Note how many lines in the entries contain the string "National", then give that number and nothing else.

◆ Stored records:
+--

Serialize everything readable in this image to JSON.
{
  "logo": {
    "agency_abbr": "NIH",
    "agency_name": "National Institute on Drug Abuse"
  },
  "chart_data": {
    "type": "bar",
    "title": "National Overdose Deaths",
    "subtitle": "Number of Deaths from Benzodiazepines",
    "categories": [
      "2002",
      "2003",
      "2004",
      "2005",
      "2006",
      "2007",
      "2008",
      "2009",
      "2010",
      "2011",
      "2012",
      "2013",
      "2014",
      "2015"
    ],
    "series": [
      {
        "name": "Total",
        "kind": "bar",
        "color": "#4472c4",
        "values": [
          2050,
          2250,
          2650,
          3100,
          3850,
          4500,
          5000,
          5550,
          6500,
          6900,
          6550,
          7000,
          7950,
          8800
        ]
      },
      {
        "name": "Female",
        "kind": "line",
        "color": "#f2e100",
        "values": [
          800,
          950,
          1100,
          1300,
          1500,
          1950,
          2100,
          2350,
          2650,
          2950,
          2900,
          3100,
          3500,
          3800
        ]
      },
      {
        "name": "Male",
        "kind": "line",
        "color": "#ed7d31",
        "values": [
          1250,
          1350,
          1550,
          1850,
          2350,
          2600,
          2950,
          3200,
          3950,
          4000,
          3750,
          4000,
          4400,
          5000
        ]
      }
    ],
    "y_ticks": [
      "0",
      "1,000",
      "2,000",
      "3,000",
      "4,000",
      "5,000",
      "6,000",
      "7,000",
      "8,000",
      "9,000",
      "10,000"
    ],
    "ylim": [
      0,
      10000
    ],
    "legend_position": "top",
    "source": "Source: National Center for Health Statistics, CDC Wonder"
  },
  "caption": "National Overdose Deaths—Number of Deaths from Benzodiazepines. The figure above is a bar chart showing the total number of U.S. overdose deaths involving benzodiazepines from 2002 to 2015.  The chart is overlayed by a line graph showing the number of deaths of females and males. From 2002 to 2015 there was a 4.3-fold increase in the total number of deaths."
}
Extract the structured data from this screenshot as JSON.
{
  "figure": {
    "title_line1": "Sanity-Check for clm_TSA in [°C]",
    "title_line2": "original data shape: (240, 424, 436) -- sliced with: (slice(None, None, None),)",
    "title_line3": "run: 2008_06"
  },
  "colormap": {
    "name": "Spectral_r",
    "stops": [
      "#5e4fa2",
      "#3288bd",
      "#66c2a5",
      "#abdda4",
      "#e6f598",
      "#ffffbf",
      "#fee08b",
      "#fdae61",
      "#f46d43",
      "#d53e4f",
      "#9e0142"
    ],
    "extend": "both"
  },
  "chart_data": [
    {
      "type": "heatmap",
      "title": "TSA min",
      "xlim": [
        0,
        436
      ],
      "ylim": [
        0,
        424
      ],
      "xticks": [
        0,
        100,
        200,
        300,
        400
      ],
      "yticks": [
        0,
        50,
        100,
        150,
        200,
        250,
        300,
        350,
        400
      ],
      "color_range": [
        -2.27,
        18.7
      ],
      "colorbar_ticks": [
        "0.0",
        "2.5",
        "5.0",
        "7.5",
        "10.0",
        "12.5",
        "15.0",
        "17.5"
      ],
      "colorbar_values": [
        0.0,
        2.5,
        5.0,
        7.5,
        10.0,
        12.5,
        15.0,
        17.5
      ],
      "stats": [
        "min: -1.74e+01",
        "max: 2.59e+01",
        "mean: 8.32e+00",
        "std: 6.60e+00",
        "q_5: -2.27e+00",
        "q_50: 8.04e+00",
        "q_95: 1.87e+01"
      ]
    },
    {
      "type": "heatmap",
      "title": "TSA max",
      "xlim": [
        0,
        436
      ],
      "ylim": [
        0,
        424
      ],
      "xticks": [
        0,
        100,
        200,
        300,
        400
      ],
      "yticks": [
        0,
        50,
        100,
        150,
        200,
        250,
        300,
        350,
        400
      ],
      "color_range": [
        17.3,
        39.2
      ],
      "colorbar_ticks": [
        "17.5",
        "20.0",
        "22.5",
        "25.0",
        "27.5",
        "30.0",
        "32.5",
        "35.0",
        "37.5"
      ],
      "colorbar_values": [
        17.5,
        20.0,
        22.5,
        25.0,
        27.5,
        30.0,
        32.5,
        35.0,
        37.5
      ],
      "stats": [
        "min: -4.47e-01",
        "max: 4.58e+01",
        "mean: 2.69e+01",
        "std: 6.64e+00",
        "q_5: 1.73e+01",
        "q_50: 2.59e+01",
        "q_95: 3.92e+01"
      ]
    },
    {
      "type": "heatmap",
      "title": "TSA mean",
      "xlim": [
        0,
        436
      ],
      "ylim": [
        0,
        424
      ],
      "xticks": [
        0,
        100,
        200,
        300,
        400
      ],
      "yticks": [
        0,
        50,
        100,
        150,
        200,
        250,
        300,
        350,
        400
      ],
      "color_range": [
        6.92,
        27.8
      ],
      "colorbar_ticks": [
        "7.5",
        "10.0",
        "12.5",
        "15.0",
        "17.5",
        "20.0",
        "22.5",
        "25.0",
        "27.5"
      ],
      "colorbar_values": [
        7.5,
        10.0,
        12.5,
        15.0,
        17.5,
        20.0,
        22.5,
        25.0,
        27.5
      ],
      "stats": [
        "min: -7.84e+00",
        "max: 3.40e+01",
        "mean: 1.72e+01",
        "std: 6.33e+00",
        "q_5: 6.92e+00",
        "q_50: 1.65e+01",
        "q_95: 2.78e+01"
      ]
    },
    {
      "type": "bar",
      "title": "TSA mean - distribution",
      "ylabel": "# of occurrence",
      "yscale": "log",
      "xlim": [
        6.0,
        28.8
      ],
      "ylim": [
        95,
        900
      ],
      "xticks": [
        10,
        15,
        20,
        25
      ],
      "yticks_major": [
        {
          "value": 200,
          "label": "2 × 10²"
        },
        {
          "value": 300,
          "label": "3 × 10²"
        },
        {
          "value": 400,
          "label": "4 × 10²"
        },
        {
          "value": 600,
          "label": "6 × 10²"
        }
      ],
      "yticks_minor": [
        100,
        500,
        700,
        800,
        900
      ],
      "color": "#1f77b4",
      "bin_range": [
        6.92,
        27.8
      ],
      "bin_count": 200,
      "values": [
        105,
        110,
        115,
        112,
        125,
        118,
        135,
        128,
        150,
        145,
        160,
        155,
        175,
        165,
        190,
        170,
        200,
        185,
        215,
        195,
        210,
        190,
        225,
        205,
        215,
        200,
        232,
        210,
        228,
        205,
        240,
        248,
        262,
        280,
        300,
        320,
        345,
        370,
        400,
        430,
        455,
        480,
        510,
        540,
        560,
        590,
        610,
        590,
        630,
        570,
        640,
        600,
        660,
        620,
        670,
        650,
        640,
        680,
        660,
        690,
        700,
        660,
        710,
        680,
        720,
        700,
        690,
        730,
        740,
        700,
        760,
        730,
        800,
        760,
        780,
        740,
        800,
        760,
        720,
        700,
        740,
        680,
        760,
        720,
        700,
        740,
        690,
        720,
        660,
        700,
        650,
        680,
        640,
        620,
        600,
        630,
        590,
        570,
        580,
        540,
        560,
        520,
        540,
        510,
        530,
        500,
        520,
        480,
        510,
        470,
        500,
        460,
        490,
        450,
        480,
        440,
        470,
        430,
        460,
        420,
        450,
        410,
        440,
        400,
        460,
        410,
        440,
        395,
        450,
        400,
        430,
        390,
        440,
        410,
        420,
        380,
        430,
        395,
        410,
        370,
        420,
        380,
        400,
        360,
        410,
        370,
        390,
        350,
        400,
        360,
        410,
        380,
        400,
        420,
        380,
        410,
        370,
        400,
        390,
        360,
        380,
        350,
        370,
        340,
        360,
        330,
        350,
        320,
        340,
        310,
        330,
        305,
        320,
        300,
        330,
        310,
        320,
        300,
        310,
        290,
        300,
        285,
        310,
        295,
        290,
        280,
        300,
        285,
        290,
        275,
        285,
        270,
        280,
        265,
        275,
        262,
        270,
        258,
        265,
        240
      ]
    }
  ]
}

+--

◆ Exercise response:
4